__Data entries__:
--- BEGIN ---

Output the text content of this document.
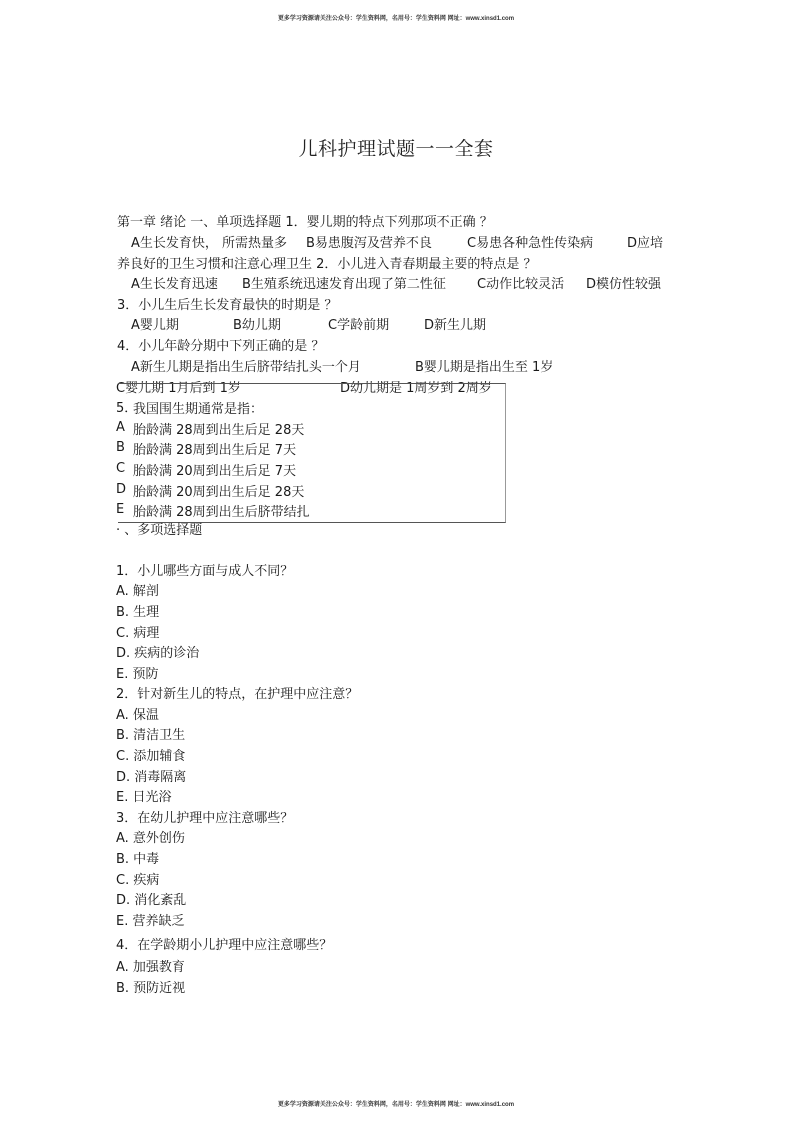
更多学习资源请关注公众号：学生资料网，名用号：学生资料网 网址：www.xinsd1.com
儿科护理试题一一全套
第一章 绪论 一、单项选择题 1．婴儿期的特点下列那项不正确 ？
A生长发育快， 所需热量多 B易患腹泻及营养不良	C易患各种急性传染病	D应培
养良好的卫生习惯和注意心理卫生 2．小儿进入青春期最主要的特点是 ？
A生长发育迅速 B生殖系统迅速发育出现了第二性征 C动作比较灵活 D模仿性较强
3．小儿生后生长发育最快的时期是 ？
A婴儿期	B幼儿期	C学龄前期	D新生儿期
4．小儿年龄分期中下列正确的是 ？
A新生儿期是指出生后脐带结扎头一个月	B婴儿期是指出生至 1岁
C婴儿期 1月后到 1岁	D幼儿期是 1周岁到 2周岁
5．
我国围生期通常是指：
A 胎龄满 28周到出生后足 28天
B 胎龄满 28周到出生后足 7天
C 胎龄满 20周到出生后足 7天
D 胎龄满 20周到出生后足 28天
E 胎龄满 28周到出生后脐带结扎
· 、多项选择题
1．小儿哪些方面与成人不同？
A. 解剖
B. 生理
C. 病理
D. 疾病的诊治
E. 预防
2．针对新生儿的特点，在护理中应注意？
A. 保温
B. 清洁卫生
C. 添加辅食
D. 消毒隔离
E. 日光浴
3．在幼儿护理中应注意哪些？
A. 意外创伤
B. 中毒
C. 疾病
D. 消化紊乱
E. 营养缺乏
4．在学龄期小儿护理中应注意哪些？
A. 加强教育
B. 预防近视
更多学习资源请关注公众号：学生资料网，名用号：学生资料网 网址：www.xinsd1.com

--- END ---

__PROBLEM DESCRIPTION__:
Keep the pictures out and write out the records exactly.

__RESPONSE FOR THIS EXERCISE__:
Output the text content of this document.
更多学习资源请关注公众号：学生资料网，名用号：学生资料网 网址：www.xinsd1.com
儿科护理试题一一全套
第一章 绪论 一、单项选择题 1．婴儿期的特点下列那项不正确 ？
A生长发育快， 所需热量多 B易患腹泻及营养不良	C易患各种急性传染病	D应培
养良好的卫生习惯和注意心理卫生 2．小儿进入青春期最主要的特点是 ？
A生长发育迅速 B生殖系统迅速发育出现了第二性征 C动作比较灵活 D模仿性较强
3．小儿生后生长发育最快的时期是 ？
A婴儿期	B幼儿期	C学龄前期	D新生儿期
4．小儿年龄分期中下列正确的是 ？
A新生儿期是指出生后脐带结扎头一个月	B婴儿期是指出生至 1岁
C婴儿期 1月后到 1岁	D幼儿期是 1周岁到 2周岁
5．
我国围生期通常是指：
A 胎龄满 28周到出生后足 28天
B 胎龄满 28周到出生后足 7天
C 胎龄满 20周到出生后足 7天
D 胎龄满 20周到出生后足 28天
E 胎龄满 28周到出生后脐带结扎
· 、多项选择题
1．小儿哪些方面与成人不同？
A. 解剖
B. 生理
C. 病理
D. 疾病的诊治
E. 预防
2．针对新生儿的特点，在护理中应注意？
A. 保温
B. 清洁卫生
C. 添加辅食
D. 消毒隔离
E. 日光浴
3．在幼儿护理中应注意哪些？
A. 意外创伤
B. 中毒
C. 疾病
D. 消化紊乱
E. 营养缺乏
4．在学龄期小儿护理中应注意哪些？
A. 加强教育
B. 预防近视
更多学习资源请关注公众号：学生资料网，名用号：学生资料网 网址：www.xinsd1.com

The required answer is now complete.